==== Entries

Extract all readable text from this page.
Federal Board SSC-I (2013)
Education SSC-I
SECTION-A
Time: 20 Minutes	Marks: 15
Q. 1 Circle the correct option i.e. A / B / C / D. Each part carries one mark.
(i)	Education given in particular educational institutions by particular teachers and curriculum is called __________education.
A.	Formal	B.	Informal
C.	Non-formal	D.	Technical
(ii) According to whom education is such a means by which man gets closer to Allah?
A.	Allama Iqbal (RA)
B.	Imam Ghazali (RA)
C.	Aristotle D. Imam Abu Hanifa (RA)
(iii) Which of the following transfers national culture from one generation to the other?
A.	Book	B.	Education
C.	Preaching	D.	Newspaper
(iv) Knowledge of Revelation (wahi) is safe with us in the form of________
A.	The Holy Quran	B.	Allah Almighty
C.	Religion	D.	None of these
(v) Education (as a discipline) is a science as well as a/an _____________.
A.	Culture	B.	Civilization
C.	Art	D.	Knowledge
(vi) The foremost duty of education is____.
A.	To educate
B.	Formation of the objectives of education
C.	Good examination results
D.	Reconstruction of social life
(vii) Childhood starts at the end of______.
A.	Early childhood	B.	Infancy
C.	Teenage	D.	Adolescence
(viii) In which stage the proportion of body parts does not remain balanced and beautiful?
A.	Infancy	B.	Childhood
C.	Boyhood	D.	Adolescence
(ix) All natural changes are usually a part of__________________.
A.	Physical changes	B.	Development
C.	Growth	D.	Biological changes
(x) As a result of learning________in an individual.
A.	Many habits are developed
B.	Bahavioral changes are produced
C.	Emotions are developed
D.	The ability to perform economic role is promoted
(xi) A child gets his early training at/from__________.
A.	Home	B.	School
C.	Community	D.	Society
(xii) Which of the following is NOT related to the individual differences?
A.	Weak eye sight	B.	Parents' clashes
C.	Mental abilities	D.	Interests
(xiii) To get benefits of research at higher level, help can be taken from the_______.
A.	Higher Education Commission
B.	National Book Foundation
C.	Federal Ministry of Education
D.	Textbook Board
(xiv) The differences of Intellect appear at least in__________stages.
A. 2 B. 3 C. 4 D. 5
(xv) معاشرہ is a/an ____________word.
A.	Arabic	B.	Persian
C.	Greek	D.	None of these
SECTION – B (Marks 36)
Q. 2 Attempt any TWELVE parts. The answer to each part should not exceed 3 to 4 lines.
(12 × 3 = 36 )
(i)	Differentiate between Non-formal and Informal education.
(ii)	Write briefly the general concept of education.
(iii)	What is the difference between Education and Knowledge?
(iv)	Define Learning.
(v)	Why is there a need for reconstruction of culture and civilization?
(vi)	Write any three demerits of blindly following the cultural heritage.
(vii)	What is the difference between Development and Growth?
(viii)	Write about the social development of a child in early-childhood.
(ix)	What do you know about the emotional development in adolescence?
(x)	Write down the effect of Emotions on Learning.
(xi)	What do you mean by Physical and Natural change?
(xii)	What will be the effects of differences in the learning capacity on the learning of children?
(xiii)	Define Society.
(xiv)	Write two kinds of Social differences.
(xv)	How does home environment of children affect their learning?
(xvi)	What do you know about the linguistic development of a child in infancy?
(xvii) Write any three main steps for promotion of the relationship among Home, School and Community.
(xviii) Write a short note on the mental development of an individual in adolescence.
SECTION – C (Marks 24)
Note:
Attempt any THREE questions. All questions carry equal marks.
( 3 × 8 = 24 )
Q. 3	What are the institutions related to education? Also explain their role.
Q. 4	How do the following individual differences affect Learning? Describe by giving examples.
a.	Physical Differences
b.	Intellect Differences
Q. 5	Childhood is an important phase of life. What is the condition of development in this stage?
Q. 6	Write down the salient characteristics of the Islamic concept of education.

========

**What is required:** Which lines hold the word "None"? Copy every one of them.

**Response to this task:**
C.	Religion	D.	None of these
C.	Greek	D.	None of these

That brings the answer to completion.